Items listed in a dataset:

----------

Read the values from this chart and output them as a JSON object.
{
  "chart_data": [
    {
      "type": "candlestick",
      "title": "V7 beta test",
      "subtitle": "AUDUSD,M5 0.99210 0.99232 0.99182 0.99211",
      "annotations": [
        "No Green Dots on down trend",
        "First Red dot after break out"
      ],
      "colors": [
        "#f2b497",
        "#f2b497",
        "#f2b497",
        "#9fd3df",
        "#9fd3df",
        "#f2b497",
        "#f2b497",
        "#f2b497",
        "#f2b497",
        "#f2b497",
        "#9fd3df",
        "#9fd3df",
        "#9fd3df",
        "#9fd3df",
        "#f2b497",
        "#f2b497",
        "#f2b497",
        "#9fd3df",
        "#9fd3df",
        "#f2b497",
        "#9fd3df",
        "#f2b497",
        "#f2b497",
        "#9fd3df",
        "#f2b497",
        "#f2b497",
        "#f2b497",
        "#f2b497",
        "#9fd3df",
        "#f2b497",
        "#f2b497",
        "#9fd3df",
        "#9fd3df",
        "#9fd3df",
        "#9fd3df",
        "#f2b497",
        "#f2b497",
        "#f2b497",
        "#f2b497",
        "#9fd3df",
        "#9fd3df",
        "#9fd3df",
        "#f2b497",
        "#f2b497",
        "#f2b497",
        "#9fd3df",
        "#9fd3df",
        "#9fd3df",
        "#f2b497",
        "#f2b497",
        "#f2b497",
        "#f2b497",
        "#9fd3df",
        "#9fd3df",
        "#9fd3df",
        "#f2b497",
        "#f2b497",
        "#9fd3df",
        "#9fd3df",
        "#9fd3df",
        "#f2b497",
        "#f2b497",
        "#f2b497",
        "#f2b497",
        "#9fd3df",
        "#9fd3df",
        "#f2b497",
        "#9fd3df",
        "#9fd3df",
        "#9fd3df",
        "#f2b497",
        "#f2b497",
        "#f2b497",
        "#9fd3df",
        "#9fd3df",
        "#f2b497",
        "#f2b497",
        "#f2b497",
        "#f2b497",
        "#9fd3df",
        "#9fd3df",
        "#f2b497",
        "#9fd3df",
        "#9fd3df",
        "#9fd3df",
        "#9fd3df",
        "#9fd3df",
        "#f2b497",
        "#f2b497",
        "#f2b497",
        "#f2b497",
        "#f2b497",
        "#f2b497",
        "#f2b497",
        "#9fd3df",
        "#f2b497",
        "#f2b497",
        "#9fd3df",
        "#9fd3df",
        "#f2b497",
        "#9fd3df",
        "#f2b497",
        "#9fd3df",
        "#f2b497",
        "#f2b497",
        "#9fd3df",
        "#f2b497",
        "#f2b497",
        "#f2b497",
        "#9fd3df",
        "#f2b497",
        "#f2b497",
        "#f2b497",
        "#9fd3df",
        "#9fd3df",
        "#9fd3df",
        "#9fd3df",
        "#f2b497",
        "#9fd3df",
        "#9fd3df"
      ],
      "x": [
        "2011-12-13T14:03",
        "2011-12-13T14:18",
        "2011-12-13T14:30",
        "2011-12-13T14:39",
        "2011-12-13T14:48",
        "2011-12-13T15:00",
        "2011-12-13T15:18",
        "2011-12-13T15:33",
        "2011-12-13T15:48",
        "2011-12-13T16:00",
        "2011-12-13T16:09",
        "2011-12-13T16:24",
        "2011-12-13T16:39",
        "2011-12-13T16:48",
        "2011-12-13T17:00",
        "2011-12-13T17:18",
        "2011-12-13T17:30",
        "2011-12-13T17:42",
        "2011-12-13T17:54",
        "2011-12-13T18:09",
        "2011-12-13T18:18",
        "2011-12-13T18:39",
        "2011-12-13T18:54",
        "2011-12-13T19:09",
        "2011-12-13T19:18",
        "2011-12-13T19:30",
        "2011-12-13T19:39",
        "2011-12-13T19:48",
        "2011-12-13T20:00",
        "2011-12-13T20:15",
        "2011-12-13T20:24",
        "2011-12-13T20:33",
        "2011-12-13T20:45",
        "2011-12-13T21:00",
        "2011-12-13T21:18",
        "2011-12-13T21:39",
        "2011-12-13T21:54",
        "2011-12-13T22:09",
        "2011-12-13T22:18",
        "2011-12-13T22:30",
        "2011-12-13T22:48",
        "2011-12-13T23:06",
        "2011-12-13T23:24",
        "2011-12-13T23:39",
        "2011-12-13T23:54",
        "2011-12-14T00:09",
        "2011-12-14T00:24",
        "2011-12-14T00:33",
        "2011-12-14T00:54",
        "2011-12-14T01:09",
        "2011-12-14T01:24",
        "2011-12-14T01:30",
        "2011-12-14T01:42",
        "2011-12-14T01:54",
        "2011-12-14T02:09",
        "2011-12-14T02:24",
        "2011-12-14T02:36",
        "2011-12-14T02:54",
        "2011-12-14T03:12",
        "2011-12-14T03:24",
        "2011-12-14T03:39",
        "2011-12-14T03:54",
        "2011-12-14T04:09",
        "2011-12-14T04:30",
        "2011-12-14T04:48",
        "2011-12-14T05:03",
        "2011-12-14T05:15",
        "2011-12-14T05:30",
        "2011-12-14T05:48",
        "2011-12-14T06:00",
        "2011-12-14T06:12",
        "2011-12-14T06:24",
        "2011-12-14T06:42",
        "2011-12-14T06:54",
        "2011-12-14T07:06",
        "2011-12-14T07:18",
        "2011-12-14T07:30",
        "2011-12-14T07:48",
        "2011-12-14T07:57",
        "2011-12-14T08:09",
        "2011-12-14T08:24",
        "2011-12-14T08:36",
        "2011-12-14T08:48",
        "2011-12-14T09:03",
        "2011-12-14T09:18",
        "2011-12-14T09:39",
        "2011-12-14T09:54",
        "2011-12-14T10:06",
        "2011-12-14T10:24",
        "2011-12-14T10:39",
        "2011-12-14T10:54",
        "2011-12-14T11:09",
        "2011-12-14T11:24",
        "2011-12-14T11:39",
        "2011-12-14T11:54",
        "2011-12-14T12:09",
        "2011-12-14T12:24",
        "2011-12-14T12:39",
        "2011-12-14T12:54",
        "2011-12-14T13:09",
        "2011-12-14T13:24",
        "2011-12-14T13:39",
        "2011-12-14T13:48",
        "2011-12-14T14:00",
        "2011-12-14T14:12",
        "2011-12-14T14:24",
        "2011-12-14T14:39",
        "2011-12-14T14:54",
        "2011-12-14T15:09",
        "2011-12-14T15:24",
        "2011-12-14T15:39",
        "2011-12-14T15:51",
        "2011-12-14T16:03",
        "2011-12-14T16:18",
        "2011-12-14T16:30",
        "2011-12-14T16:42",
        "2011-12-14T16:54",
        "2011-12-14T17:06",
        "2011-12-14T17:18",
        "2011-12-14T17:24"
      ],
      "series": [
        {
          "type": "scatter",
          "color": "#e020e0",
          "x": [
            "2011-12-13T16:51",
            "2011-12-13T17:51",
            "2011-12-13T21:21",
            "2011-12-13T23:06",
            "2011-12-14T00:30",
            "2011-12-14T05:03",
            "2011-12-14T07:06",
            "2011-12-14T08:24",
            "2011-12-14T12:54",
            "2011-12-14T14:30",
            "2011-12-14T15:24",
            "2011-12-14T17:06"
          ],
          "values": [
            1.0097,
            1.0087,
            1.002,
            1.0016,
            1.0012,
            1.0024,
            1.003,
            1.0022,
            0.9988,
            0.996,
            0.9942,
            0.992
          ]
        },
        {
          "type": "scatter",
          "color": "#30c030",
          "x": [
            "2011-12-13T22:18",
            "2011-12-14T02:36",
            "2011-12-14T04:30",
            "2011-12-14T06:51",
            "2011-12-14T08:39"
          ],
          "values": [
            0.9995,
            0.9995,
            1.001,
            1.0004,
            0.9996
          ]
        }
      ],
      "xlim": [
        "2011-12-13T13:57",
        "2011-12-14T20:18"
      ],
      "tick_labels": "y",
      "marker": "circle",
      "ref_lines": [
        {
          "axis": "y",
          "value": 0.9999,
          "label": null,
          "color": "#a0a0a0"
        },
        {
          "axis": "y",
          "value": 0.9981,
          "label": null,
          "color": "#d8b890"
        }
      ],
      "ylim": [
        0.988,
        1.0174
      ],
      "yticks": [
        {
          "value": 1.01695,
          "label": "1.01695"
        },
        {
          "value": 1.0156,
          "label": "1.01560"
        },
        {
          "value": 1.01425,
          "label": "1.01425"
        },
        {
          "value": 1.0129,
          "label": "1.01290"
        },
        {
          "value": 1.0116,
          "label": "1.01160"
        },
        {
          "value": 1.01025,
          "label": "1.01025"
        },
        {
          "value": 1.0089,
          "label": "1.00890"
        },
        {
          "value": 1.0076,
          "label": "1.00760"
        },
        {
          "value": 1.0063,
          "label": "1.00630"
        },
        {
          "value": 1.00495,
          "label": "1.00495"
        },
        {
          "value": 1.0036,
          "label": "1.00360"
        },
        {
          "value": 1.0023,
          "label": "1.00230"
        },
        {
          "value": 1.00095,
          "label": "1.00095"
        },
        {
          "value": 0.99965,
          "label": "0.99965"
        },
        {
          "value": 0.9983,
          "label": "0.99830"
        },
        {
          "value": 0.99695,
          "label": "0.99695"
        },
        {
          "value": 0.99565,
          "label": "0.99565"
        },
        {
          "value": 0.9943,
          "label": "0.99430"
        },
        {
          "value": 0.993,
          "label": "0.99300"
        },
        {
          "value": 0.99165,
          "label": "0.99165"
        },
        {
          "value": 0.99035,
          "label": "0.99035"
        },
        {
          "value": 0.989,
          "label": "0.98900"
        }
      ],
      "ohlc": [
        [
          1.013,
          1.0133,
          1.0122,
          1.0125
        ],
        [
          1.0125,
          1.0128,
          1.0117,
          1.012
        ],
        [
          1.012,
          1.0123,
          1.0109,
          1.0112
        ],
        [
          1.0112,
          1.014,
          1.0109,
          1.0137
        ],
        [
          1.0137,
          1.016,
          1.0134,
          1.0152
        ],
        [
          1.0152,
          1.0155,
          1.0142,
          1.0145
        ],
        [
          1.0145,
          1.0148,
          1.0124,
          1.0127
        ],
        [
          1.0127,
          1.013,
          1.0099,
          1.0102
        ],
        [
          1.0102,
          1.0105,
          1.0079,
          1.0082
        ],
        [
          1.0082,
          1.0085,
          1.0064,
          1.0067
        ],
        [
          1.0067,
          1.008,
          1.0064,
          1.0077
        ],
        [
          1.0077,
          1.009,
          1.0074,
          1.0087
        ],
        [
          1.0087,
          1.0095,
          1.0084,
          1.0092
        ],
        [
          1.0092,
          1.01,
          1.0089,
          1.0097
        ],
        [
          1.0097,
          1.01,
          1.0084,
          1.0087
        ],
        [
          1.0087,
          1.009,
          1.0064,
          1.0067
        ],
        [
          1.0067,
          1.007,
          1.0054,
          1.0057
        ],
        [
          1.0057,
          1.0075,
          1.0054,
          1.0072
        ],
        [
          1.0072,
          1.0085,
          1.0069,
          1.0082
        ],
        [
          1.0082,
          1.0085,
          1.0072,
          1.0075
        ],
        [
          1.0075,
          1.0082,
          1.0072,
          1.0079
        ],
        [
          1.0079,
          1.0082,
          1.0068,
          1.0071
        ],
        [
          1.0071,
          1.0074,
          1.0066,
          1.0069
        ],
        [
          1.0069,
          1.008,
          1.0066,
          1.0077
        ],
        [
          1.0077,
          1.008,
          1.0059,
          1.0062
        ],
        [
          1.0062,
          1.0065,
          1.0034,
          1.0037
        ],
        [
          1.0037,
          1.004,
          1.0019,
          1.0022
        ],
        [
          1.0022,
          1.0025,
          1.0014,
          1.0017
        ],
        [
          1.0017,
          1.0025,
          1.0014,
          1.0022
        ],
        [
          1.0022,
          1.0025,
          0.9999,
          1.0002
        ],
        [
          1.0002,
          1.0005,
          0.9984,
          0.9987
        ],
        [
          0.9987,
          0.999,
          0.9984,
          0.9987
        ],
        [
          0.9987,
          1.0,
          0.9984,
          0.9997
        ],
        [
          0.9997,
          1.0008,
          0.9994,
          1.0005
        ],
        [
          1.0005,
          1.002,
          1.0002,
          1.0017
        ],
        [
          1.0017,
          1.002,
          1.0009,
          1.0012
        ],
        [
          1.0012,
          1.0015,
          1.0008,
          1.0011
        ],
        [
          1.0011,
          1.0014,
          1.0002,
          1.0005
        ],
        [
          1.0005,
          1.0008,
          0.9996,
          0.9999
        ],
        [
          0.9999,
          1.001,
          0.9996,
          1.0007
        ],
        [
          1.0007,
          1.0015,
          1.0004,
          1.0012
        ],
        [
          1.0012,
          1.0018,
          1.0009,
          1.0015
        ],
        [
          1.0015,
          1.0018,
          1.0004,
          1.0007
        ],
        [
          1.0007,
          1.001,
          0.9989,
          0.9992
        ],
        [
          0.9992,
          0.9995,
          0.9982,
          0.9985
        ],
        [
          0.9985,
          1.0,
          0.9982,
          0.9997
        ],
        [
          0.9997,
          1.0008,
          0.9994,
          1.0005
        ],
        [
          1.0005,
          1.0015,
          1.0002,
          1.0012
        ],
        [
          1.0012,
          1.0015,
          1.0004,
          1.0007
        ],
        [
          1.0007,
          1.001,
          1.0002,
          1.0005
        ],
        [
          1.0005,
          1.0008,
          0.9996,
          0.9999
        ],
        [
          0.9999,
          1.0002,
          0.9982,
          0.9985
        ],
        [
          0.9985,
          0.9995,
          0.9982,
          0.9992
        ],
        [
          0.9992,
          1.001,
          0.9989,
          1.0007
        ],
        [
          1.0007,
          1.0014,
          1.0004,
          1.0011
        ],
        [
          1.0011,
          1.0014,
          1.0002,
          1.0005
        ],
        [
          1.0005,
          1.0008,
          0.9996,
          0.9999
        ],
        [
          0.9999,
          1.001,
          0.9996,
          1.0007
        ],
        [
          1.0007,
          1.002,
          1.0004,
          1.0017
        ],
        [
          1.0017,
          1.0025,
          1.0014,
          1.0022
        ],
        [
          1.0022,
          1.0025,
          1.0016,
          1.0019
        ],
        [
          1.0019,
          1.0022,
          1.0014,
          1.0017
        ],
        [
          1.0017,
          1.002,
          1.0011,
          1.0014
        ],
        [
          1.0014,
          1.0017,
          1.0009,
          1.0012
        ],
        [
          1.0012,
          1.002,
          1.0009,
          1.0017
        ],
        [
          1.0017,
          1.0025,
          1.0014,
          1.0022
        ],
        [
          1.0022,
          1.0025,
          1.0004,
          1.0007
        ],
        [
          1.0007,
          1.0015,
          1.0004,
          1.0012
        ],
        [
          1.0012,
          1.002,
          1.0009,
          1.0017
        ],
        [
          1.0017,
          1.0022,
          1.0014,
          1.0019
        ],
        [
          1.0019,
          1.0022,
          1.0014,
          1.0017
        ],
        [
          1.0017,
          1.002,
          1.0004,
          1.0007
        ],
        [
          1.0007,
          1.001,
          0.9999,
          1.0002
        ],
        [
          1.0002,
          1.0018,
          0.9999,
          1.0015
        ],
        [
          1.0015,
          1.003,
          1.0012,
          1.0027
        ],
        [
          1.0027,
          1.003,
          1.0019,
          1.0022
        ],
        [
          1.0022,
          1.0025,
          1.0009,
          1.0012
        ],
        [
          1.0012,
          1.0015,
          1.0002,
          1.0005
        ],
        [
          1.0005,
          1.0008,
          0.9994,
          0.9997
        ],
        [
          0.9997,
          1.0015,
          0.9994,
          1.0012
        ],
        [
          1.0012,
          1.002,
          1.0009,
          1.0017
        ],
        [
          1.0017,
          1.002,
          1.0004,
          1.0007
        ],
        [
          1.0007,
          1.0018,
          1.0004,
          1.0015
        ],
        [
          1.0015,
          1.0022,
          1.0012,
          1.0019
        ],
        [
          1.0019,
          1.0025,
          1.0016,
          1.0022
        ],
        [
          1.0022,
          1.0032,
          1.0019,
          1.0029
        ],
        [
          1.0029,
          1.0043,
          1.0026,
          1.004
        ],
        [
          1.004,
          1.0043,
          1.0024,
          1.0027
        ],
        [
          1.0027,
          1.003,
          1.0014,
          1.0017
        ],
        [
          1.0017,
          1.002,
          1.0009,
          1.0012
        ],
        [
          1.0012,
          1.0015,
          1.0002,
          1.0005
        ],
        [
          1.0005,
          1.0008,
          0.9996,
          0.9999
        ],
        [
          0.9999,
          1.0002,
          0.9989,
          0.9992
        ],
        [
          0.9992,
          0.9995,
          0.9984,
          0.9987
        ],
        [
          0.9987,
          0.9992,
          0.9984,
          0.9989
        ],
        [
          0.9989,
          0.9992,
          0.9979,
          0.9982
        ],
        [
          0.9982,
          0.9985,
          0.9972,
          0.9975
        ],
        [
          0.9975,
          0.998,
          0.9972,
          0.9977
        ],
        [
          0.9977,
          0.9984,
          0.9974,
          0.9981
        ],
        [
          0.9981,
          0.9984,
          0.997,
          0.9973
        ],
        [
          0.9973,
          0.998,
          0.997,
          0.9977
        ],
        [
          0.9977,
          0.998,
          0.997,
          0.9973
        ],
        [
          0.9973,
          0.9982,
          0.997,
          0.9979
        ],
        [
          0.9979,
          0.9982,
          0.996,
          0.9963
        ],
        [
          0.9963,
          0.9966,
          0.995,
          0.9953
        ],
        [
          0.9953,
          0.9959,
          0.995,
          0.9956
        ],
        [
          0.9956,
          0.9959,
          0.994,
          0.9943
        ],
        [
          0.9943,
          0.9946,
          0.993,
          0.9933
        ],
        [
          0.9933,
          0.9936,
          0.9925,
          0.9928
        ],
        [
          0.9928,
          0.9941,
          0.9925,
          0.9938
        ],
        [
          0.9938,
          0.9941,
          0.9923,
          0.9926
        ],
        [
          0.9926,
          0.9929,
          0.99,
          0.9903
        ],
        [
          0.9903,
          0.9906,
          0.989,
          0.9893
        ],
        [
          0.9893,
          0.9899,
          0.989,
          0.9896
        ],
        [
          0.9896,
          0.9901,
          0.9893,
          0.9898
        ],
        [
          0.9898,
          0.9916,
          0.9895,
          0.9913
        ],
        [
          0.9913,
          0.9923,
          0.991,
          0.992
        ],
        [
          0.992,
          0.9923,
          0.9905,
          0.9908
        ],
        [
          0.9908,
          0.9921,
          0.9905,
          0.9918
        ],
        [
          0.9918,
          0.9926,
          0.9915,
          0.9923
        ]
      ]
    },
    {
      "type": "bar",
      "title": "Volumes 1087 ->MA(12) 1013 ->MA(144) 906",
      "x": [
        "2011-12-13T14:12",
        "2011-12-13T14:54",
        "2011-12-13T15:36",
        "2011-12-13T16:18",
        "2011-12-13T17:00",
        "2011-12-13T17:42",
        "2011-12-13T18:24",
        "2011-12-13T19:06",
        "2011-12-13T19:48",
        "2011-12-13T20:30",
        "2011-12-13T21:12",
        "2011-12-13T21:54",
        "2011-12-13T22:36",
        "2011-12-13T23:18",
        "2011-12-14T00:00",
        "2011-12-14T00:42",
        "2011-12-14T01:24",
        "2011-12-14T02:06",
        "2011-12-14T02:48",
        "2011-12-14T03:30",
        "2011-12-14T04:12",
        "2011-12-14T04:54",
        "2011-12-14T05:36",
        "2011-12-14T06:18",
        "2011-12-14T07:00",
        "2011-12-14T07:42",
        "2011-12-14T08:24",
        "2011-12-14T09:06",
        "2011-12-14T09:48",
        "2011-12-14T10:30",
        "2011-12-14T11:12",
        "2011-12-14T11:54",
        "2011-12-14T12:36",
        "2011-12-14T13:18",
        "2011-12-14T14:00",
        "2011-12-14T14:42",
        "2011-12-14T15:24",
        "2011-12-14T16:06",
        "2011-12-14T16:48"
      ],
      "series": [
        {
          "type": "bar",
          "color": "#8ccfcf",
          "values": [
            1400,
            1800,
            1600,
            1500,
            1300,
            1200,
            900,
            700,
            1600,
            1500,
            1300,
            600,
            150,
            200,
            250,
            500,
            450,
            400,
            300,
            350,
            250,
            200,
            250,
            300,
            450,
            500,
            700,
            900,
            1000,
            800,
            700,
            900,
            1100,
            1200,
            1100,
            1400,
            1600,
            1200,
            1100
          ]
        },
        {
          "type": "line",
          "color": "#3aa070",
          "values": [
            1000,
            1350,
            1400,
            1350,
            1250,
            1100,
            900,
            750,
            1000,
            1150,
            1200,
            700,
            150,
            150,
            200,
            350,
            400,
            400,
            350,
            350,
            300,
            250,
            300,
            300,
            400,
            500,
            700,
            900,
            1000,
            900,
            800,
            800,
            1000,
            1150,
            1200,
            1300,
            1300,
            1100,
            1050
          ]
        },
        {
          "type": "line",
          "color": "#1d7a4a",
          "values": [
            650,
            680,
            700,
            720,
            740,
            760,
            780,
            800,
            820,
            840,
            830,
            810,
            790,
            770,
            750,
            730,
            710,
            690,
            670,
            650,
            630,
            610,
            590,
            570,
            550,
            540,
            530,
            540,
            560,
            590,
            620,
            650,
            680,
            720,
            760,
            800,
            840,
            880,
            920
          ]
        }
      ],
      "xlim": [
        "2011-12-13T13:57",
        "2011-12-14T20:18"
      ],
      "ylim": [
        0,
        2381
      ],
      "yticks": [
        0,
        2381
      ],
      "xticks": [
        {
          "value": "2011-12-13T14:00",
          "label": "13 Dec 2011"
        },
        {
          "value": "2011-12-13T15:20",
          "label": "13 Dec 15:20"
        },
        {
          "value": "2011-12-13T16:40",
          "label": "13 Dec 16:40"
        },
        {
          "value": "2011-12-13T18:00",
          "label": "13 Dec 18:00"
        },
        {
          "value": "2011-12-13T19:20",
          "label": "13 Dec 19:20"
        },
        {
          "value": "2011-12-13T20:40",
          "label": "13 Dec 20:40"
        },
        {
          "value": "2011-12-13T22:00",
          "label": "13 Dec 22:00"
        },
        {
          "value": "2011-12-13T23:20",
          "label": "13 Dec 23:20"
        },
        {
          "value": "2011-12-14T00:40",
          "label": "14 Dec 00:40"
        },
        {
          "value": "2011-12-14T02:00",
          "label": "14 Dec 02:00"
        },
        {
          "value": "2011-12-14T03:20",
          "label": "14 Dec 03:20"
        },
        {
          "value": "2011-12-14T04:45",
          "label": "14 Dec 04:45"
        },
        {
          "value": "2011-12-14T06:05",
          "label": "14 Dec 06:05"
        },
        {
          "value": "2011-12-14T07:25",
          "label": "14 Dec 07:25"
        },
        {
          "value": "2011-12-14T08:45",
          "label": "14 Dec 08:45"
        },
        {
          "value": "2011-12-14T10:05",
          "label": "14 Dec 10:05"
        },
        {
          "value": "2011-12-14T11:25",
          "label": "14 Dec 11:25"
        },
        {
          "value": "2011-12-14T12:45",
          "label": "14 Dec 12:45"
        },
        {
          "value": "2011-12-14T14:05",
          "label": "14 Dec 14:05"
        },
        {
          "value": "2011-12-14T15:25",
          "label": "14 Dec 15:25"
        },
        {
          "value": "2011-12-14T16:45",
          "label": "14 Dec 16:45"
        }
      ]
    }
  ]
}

----------

Say how many lines hold the word "type", giving the number and nothing else.

Response for this exercise: 7